## Start Material for this task

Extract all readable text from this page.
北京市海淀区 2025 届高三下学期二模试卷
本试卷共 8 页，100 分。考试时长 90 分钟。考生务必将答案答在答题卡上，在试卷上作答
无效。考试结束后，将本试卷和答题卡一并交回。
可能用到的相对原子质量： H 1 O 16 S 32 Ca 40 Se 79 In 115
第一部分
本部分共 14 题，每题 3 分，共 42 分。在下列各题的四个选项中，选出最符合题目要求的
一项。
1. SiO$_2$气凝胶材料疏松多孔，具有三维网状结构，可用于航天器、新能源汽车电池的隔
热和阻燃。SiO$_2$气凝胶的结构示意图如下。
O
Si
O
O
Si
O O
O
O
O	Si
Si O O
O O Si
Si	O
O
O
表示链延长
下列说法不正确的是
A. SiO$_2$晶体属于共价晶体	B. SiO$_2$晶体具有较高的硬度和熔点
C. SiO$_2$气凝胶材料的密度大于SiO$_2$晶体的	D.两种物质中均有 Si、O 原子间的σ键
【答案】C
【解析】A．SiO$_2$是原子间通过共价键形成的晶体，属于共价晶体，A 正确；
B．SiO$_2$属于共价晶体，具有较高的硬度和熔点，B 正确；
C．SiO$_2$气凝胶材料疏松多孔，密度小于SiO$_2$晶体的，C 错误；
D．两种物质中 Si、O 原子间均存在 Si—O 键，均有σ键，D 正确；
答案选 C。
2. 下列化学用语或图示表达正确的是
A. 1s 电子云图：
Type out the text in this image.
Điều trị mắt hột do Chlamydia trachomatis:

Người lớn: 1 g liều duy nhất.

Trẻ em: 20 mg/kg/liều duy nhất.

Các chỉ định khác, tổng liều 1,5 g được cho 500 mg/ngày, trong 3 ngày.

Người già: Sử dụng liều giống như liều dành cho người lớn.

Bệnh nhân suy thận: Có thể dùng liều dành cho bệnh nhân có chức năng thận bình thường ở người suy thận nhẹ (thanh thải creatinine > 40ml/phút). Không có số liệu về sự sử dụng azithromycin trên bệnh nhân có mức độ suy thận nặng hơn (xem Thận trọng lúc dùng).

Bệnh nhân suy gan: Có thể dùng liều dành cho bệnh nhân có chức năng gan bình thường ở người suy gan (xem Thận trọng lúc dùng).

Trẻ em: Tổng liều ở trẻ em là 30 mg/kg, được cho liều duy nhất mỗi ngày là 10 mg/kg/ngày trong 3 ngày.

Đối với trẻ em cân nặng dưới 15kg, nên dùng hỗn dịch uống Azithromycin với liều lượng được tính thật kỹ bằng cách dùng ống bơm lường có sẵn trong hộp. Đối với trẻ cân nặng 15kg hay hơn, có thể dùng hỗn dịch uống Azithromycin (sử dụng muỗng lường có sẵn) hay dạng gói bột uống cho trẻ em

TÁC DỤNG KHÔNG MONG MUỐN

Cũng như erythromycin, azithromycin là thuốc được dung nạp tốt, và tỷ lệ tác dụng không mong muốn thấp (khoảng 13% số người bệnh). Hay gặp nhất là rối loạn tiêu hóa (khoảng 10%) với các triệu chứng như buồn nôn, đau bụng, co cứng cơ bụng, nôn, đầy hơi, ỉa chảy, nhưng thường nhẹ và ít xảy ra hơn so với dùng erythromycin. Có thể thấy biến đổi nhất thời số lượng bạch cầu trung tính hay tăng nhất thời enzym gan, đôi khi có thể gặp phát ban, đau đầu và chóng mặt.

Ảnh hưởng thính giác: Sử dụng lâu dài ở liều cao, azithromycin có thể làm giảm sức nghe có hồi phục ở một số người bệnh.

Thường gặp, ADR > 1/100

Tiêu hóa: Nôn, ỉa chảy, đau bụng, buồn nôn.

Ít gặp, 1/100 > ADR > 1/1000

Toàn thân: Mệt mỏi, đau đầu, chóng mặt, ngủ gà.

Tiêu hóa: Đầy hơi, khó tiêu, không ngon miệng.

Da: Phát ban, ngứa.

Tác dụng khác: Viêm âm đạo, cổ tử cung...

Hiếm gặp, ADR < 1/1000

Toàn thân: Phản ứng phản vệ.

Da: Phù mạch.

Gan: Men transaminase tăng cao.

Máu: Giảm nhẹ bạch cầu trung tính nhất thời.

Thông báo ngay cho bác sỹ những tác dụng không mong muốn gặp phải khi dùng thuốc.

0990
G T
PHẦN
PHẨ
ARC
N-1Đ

## End Material for this task

Stated exercise ▸ Find the string "tăng" in the entries above and return each line that holds it.

Worked solution ▸
Cũng như erythromycin, azithromycin là thuốc được dung nạp tốt, và tỷ lệ tác dụng không mong muốn thấp (khoảng 13% số người bệnh). Hay gặp nhất là rối loạn tiêu hóa (khoảng 10%) với các triệu chứng như buồn nôn, đau bụng, co cứng cơ bụng, nôn, đầy hơi, ỉa chảy, nhưng thường nhẹ và ít xảy ra hơn so với dùng erythromycin. Có thể thấy biến đổi nhất thời số lượng bạch cầu trung tính hay tăng nhất thời enzym gan, đôi khi có thể gặp phát ban, đau đầu và chóng mặt.
Gan: Men transaminase tăng cao.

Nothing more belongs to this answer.